* _Available data_:
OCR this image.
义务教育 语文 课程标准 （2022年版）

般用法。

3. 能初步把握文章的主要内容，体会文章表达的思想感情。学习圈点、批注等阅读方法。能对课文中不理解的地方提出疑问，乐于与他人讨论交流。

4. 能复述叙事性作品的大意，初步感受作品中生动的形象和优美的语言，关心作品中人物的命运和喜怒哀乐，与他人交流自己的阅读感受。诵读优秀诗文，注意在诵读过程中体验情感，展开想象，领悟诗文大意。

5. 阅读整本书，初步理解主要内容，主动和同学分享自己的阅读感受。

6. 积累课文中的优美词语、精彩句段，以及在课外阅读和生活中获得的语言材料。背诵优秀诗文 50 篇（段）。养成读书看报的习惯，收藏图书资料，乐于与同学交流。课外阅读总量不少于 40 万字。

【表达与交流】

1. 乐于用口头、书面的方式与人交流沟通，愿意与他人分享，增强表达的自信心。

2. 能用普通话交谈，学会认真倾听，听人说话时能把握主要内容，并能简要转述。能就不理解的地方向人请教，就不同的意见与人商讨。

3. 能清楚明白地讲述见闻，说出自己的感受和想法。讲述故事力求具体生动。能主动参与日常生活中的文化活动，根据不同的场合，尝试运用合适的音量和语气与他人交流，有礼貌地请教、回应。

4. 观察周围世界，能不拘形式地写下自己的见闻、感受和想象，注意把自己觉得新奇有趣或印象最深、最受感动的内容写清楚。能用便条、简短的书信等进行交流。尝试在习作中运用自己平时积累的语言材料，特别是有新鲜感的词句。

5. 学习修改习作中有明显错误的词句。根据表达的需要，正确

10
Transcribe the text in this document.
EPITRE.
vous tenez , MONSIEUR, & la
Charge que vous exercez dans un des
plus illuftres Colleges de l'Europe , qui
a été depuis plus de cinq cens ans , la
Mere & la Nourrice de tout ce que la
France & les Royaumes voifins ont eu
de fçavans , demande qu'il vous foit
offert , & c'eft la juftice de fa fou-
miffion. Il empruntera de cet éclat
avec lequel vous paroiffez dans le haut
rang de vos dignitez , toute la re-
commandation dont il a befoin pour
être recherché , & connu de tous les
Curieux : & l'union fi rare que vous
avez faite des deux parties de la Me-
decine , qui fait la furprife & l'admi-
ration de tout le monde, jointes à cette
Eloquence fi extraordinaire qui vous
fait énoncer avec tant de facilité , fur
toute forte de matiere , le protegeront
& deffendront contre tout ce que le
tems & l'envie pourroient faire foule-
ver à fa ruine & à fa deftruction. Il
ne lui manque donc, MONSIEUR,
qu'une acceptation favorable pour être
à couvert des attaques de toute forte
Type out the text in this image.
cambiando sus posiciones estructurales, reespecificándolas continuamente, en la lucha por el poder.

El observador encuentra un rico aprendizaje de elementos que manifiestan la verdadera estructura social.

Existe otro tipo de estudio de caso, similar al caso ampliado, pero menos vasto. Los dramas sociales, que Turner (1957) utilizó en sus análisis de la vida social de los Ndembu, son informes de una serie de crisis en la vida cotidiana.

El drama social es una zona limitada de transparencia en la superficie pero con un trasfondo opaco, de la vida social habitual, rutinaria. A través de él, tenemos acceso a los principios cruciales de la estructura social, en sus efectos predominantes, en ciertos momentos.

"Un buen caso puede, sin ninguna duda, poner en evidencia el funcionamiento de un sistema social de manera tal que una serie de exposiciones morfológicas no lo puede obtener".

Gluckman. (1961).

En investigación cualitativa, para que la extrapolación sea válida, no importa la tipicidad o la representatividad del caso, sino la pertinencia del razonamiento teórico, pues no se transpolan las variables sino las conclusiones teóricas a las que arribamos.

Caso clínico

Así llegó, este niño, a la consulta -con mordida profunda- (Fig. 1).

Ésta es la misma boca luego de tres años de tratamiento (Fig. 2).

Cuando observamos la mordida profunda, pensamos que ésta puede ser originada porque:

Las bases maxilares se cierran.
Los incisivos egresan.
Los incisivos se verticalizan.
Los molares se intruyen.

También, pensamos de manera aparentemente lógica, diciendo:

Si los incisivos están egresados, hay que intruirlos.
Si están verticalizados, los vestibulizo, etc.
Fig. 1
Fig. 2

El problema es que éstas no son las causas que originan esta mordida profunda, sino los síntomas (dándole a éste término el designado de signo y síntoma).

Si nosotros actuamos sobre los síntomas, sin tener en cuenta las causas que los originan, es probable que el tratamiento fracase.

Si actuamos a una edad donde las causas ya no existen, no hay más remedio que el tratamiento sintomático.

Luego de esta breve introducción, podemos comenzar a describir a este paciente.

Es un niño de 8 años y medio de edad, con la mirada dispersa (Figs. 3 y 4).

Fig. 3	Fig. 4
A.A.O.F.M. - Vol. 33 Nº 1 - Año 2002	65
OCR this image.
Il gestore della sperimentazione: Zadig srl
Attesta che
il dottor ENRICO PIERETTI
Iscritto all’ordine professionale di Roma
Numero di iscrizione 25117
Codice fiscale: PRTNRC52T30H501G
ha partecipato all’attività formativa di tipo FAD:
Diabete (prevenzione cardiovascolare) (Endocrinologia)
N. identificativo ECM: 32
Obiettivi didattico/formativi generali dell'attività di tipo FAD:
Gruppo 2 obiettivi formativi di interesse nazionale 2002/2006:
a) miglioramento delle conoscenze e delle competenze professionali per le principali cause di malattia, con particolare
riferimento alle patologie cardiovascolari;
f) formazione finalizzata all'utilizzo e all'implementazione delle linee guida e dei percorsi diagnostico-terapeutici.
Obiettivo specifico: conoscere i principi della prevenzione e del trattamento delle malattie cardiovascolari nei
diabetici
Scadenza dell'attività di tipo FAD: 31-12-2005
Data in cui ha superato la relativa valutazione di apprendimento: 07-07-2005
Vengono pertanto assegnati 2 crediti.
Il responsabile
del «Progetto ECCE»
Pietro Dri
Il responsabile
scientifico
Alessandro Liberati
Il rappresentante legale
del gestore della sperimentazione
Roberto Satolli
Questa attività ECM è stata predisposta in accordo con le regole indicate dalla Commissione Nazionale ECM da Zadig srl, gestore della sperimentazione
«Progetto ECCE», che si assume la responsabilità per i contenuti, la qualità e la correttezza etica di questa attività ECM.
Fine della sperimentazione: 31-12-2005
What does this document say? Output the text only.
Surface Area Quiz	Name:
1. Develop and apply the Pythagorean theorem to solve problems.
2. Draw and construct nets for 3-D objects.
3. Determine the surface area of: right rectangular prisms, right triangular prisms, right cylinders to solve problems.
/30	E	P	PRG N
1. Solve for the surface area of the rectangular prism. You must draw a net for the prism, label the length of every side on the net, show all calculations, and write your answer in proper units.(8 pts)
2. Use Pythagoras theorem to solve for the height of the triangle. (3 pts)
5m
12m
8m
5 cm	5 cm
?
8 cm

* _Required task_: Count the lines in the records above that contain the word "manera", and reply with only that number.

* _Finished exercise_: 2